#### Exercise passage:
- Opening Delimiter -
1964 – Wilt and Russell meet in the Finals for the first time. In this Finals, Russell had Havlicek, Sam Jones, Tom Sanders, Tom Heinsohn, Willie Naullis all scoring in double digits while Wilt had Tom Meschery, Nate Thurmond, Guy Rodgers, Al Attles and Gary Philips all scoring in double digits. Besides Thurmond and Meschery, Wilt’s teammates cannot match up to the Celtics and he loses this one in 5 games.
1965 – Wilt and Russell meet again in the playoffs, Wilt this time with the 76ers. This time, I can say Wilt had a better team than before and this series came down to the wire. Wilt had Hal Greer, Chet Walker, Luke Jackson and Russell had Havlicek, Sam Jones, Tom Heinsohn, Tom Sanders. Sam Jones was putting up a ridiculous 29 PPG in the series and ended up scoring 37 in a very tight Game 7 that the Celtics won by a mere 1 point.
1966 – Wilt’s team got better again, winning 55 games this season. However, Havlicek really has blossomed into a superstar at this point in his career. He and Sam Jones both averaged 25+ PPG in the series. Russell puts up his usual defensive numbers. Larry Siegfried and Don Nelson adding support. Wilt, Hal Greer, Chet Walker, Wali Jones, Luke Jackson were just plain outplayed by the Celtics. Talent wise, I don’t actually think the Celtics had more talent. But the Celtics – especially Russell, Havlicek and Jones – just had an extra gear in the playoffs that nobody on Wilt’s team did. He loses this series in 5 games.
1967 – this time Wilt finally triumphs over Russell. While Havlicek, Jones and Russell do their best, Wilt focused a lot more on team play, and both Hal Greer and Chet Walker stepped up big in the series. They beat the Celtics in 5 games.
1968 – This is a weird one that will be a stain on Wilt’s resume. The 76ers and the Celtics were almost evenly matched in terms of talent, although the 76ers had won a league leading 62 games. Wilt, Greer, Walker the 3 best players on the 76ers roughly matched the Celtics 3 best of Russell, Havlicek and Jones. And the 76ers actually had a 3–1 lead on the Celtics before the Celtics clawed back and ultimately won Game 7 by 4 points. Wilt having only 14 points in the Game 7 is definitely a reason why this might be his worst choke. I also think the Celtics acquiring HoFer Bailey Howell definitely gave them an edge as the 76ers were missing Billy Cunningham this series as an effective equal.
1969 – Another huge choke job. The Celtics were running on fumes at this point. Jones and Howell had declined considerably. Russell was basically non existent on offense anymore. The Lakers had West averaging 37 PPG in the series. Along with a still effective Baylor and Wilt on the team. So how did the Celtics still pull off a win here? Well, Havlicek was nuts. He averaged 29/11/4 in the series and probably should have won FMVP if West didn’t get it. Jones also showed up big in the Game 7 and Russell played his typical big defensive game. On the Lakers side, I believe Wilt for some reason was not allowed to come back into the game in the last few minutes because his coach spited him and he only had 18 points. West did as best as he could carrying the team on offense with 42/13/12 but he didn’t have much help. In the end, the Celtics won Game 7 by 2 points.
So going series by series, I think it’s a combination of the Celtics just having more players with a clutch gear like Russell, Jones and Havlicek especially and Wilt and his teammates not exactly having that same extra gear. This kind of stuff matters in close games, and Russell did have a lot of close games with Wilt. However, Russell winning every Game 7 does show you how much that extra clutch gear matters.
- Closing Delimiter -
Items stored from a collection
- Opening Delimiter -
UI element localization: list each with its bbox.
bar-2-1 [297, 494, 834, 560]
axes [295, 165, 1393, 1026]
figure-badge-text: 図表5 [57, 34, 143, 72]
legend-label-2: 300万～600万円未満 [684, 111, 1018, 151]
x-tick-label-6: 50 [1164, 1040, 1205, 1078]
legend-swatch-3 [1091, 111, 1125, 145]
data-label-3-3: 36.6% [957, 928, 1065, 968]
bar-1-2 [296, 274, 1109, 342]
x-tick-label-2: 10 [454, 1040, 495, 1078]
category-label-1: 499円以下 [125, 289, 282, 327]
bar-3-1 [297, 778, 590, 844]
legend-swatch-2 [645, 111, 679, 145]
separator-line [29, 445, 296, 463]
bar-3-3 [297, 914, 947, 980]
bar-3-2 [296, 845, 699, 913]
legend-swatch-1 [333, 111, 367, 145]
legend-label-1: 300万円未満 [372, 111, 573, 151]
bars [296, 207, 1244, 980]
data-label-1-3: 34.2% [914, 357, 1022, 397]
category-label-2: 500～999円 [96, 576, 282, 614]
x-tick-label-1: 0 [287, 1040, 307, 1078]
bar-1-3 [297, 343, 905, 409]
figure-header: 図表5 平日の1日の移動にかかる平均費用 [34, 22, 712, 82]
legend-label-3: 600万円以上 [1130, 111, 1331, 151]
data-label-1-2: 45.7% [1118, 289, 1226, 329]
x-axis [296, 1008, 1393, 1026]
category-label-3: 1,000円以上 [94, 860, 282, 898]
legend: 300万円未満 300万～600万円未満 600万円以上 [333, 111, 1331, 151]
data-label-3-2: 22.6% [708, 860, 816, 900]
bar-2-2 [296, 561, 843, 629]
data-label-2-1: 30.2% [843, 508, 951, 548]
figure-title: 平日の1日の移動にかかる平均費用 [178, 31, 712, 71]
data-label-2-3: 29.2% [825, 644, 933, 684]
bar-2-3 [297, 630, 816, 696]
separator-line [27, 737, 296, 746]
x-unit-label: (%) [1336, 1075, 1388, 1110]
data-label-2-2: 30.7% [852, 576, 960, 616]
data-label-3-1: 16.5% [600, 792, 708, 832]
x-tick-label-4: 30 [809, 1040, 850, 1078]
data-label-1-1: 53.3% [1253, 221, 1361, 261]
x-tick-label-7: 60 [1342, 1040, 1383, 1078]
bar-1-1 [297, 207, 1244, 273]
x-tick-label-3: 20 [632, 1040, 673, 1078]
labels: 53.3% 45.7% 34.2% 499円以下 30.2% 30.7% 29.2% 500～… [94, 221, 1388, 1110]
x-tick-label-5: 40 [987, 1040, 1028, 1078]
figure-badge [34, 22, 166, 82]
- Closing Delimiter -
#### Work required:
Rewrite the portion of the Wilt–Russell passage that begins with "So going series" and ends with "clutch gear matters.", putting "tight games" in place of "close games" throughout. Rely solely on the Wilt–Russell passage.

#### Solution for this exercise:
So going series by series, I think it’s a combination of the Celtics just having more players with a clutch gear like Russell, Jones and Havlicek especially and Wilt and his teammates not exactly having that same extra gear. This kind of stuff matters in tight games, and Russell did have a lot of tight games with Wilt. However, Russell winning every Game 7 does show you how much that extra clutch gear matters.